YOUR GOAL: Read the data and repeat it in full, exactly.

MATERIAL FOR THIS TASK:

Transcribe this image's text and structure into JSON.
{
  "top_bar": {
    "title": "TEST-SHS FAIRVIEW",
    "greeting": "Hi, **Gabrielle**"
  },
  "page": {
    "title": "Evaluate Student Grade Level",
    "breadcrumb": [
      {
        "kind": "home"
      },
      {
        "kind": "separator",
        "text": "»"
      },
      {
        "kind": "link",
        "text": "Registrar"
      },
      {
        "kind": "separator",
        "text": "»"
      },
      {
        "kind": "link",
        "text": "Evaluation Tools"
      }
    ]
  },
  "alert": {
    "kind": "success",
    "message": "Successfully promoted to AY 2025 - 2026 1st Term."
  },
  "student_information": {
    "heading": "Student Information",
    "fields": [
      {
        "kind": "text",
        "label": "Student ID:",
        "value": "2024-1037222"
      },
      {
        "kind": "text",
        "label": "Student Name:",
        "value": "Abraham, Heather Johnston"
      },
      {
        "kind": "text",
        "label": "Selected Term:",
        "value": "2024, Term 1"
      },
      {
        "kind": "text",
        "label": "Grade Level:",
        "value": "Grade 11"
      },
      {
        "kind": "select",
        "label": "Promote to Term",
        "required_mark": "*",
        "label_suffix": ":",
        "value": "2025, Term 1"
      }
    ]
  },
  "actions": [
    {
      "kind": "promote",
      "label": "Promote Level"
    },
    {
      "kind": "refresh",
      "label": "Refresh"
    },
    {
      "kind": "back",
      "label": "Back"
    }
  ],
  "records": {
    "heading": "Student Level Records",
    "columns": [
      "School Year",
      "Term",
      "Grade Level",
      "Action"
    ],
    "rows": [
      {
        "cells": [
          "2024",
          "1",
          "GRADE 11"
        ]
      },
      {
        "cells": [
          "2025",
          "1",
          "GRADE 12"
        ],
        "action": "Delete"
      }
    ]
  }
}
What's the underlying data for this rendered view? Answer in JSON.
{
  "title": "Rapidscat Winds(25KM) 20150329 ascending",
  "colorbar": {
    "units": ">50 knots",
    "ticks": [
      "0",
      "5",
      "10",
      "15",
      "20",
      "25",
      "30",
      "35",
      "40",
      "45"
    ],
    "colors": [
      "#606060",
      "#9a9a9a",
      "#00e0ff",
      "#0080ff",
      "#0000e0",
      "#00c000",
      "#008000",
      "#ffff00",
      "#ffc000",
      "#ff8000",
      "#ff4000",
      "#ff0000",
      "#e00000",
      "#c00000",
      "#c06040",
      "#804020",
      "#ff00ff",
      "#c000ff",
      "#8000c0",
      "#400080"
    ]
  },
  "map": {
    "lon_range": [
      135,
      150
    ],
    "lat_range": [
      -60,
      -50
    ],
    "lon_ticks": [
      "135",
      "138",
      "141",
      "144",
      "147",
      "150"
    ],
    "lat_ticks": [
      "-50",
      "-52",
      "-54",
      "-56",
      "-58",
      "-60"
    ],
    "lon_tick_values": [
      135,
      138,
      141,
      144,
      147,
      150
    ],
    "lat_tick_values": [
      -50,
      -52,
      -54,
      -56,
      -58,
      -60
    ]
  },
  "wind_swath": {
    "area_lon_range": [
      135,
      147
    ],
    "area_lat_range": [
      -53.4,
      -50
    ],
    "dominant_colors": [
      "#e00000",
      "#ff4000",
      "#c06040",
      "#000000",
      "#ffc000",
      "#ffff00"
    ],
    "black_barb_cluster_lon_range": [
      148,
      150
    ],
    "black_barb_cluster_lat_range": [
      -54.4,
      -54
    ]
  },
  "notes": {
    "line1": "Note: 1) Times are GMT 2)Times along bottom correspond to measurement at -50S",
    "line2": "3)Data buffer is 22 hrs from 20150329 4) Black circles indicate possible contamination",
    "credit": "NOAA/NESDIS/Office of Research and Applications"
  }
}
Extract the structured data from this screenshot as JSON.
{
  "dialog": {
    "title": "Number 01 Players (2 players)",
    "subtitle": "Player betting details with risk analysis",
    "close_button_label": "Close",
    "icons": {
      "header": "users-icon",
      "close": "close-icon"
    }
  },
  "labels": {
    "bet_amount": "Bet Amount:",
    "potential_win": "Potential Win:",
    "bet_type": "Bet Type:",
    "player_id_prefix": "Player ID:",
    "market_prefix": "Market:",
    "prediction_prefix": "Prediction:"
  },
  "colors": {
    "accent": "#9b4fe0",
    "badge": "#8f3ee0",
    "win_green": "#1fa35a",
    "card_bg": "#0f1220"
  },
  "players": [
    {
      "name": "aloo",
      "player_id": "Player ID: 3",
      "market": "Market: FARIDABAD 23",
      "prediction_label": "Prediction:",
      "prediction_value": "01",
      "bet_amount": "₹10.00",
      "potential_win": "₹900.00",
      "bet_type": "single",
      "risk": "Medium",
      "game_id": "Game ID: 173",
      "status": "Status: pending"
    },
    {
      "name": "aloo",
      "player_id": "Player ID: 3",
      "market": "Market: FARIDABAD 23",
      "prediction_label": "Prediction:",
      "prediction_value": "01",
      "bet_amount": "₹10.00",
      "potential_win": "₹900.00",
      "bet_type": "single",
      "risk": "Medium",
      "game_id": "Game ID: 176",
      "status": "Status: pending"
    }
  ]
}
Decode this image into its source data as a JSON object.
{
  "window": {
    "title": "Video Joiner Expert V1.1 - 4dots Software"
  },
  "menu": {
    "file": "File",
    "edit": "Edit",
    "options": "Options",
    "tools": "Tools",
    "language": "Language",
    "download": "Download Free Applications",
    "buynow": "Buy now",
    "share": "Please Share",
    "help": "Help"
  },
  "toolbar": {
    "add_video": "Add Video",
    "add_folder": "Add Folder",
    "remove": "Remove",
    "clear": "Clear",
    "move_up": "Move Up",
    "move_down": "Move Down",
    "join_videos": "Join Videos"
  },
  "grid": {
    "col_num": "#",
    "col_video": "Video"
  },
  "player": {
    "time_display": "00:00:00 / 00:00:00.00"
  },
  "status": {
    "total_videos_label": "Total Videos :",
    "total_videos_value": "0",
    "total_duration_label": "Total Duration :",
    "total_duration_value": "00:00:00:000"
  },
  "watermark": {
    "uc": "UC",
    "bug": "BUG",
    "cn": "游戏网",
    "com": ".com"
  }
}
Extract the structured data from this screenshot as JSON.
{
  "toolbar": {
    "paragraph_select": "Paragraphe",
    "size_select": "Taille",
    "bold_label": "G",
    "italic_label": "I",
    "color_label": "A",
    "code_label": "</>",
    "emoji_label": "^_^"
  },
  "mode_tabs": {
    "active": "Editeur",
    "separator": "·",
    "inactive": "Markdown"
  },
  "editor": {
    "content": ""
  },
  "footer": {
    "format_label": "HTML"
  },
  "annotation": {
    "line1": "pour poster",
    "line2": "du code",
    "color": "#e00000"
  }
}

FULL ANSWER:
Transcribe this image's text and structure into JSON.
{
  "top_bar": {
    "title": "TEST-SHS FAIRVIEW",
    "greeting": "Hi, **Gabrielle**"
  },
  "page": {
    "title": "Evaluate Student Grade Level",
    "breadcrumb": [
      {
        "kind": "home"
      },
      {
        "kind": "separator",
        "text": "»"
      },
      {
        "kind": "link",
        "text": "Registrar"
      },
      {
        "kind": "separator",
        "text": "»"
      },
      {
        "kind": "link",
        "text": "Evaluation Tools"
      }
    ]
  },
  "alert": {
    "kind": "success",
    "message": "Successfully promoted to AY 2025 - 2026 1st Term."
  },
  "student_information": {
    "heading": "Student Information",
    "fields": [
      {
        "kind": "text",
        "label": "Student ID:",
        "value": "2024-1037222"
      },
      {
        "kind": "text",
        "label": "Student Name:",
        "value": "Abraham, Heather Johnston"
      },
      {
        "kind": "text",
        "label": "Selected Term:",
        "value": "2024, Term 1"
      },
      {
        "kind": "text",
        "label": "Grade Level:",
        "value": "Grade 11"
      },
      {
        "kind": "select",
        "label": "Promote to Term",
        "required_mark": "*",
        "label_suffix": ":",
        "value": "2025, Term 1"
      }
    ]
  },
  "actions": [
    {
      "kind": "promote",
      "label": "Promote Level"
    },
    {
      "kind": "refresh",
      "label": "Refresh"
    },
    {
      "kind": "back",
      "label": "Back"
    }
  ],
  "records": {
    "heading": "Student Level Records",
    "columns": [
      "School Year",
      "Term",
      "Grade Level",
      "Action"
    ],
    "rows": [
      {
        "cells": [
          "2024",
          "1",
          "GRADE 11"
        ]
      },
      {
        "cells": [
          "2025",
          "1",
          "GRADE 12"
        ],
        "action": "Delete"
      }
    ]
  }
}
What's the underlying data for this rendered view? Answer in JSON.
{
  "title": "Rapidscat Winds(25KM) 20150329 ascending",
  "colorbar": {
    "units": ">50 knots",
    "ticks": [
      "0",
      "5",
      "10",
      "15",
      "20",
      "25",
      "30",
      "35",
      "40",
      "45"
    ],
    "colors": [
      "#606060",
      "#9a9a9a",
      "#00e0ff",
      "#0080ff",
      "#0000e0",
      "#00c000",
      "#008000",
      "#ffff00",
      "#ffc000",
      "#ff8000",
      "#ff4000",
      "#ff0000",
      "#e00000",
      "#c00000",
      "#c06040",
      "#804020",
      "#ff00ff",
      "#c000ff",
      "#8000c0",
      "#400080"
    ]
  },
  "map": {
    "lon_range": [
      135,
      150
    ],
    "lat_range": [
      -60,
      -50
    ],
    "lon_ticks": [
      "135",
      "138",
      "141",
      "144",
      "147",
      "150"
    ],
    "lat_ticks": [
      "-50",
      "-52",
      "-54",
      "-56",
      "-58",
      "-60"
    ],
    "lon_tick_values": [
      135,
      138,
      141,
      144,
      147,
      150
    ],
    "lat_tick_values": [
      -50,
      -52,
      -54,
      -56,
      -58,
      -60
    ]
  },
  "wind_swath": {
    "area_lon_range": [
      135,
      147
    ],
    "area_lat_range": [
      -53.4,
      -50
    ],
    "dominant_colors": [
      "#e00000",
      "#ff4000",
      "#c06040",
      "#000000",
      "#ffc000",
      "#ffff00"
    ],
    "black_barb_cluster_lon_range": [
      148,
      150
    ],
    "black_barb_cluster_lat_range": [
      -54.4,
      -54
    ]
  },
  "notes": {
    "line1": "Note: 1) Times are GMT 2)Times along bottom correspond to measurement at -50S",
    "line2": "3)Data buffer is 22 hrs from 20150329 4) Black circles indicate possible contamination",
    "credit": "NOAA/NESDIS/Office of Research and Applications"
  }
}
Extract the structured data from this screenshot as JSON.
{
  "dialog": {
    "title": "Number 01 Players (2 players)",
    "subtitle": "Player betting details with risk analysis",
    "close_button_label": "Close",
    "icons": {
      "header": "users-icon",
      "close": "close-icon"
    }
  },
  "labels": {
    "bet_amount": "Bet Amount:",
    "potential_win": "Potential Win:",
    "bet_type": "Bet Type:",
    "player_id_prefix": "Player ID:",
    "market_prefix": "Market:",
    "prediction_prefix": "Prediction:"
  },
  "colors": {
    "accent": "#9b4fe0",
    "badge": "#8f3ee0",
    "win_green": "#1fa35a",
    "card_bg": "#0f1220"
  },
  "players": [
    {
      "name": "aloo",
      "player_id": "Player ID: 3",
      "market": "Market: FARIDABAD 23",
      "prediction_label": "Prediction:",
      "prediction_value": "01",
      "bet_amount": "₹10.00",
      "potential_win": "₹900.00",
      "bet_type": "single",
      "risk": "Medium",
      "game_id": "Game ID: 173",
      "status": "Status: pending"
    },
    {
      "name": "aloo",
      "player_id": "Player ID: 3",
      "market": "Market: FARIDABAD 23",
      "prediction_label": "Prediction:",
      "prediction_value": "01",
      "bet_amount": "₹10.00",
      "potential_win": "₹900.00",
      "bet_type": "single",
      "risk": "Medium",
      "game_id": "Game ID: 176",
      "status": "Status: pending"
    }
  ]
}
Decode this image into its source data as a JSON object.
{
  "window": {
    "title": "Video Joiner Expert V1.1 - 4dots Software"
  },
  "menu": {
    "file": "File",
    "edit": "Edit",
    "options": "Options",
    "tools": "Tools",
    "language": "Language",
    "download": "Download Free Applications",
    "buynow": "Buy now",
    "share": "Please Share",
    "help": "Help"
  },
  "toolbar": {
    "add_video": "Add Video",
    "add_folder": "Add Folder",
    "remove": "Remove",
    "clear": "Clear",
    "move_up": "Move Up",
    "move_down": "Move Down",
    "join_videos": "Join Videos"
  },
  "grid": {
    "col_num": "#",
    "col_video": "Video"
  },
  "player": {
    "time_display": "00:00:00 / 00:00:00.00"
  },
  "status": {
    "total_videos_label": "Total Videos :",
    "total_videos_value": "0",
    "total_duration_label": "Total Duration :",
    "total_duration_value": "00:00:00:000"
  },
  "watermark": {
    "uc": "UC",
    "bug": "BUG",
    "cn": "游戏网",
    "com": ".com"
  }
}
Extract the structured data from this screenshot as JSON.
{
  "toolbar": {
    "paragraph_select": "Paragraphe",
    "size_select": "Taille",
    "bold_label": "G",
    "italic_label": "I",
    "color_label": "A",
    "code_label": "</>",
    "emoji_label": "^_^"
  },
  "mode_tabs": {
    "active": "Editeur",
    "separator": "·",
    "inactive": "Markdown"
  },
  "editor": {
    "content": ""
  },
  "footer": {
    "format_label": "HTML"
  },
  "annotation": {
    "line1": "pour poster",
    "line2": "du code",
    "color": "#e00000"
  }
}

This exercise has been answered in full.